» **Task description**
In the records below, count every line containing "金融商业中心". Reply with the number only.

» **Available records**
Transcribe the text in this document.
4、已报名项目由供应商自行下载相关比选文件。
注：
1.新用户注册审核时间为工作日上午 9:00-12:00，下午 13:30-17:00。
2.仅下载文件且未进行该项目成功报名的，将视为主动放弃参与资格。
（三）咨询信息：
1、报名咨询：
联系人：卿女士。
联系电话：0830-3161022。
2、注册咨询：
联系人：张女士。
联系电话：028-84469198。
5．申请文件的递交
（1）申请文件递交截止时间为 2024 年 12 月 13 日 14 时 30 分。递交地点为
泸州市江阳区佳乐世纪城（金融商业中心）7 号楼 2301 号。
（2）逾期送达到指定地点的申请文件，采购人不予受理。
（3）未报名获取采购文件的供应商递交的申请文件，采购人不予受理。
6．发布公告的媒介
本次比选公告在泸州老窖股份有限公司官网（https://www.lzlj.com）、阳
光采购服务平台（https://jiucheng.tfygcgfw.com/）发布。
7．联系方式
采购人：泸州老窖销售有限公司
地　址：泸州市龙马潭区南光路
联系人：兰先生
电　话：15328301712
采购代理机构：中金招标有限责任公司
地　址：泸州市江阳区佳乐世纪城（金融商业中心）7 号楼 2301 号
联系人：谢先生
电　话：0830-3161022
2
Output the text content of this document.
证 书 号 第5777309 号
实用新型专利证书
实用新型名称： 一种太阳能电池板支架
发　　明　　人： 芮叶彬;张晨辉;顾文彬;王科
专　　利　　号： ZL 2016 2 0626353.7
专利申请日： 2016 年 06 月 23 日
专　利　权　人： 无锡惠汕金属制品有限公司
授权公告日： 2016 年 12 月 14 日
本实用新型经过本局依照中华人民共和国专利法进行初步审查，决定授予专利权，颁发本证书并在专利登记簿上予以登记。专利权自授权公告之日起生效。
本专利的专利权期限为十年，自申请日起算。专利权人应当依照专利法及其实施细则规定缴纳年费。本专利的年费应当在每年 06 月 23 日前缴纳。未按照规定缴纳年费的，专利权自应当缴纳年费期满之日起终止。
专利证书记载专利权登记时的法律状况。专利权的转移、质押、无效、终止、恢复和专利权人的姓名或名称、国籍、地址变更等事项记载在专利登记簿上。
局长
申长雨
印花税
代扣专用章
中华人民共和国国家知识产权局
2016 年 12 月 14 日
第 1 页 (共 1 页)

» **Response for this exercise**
2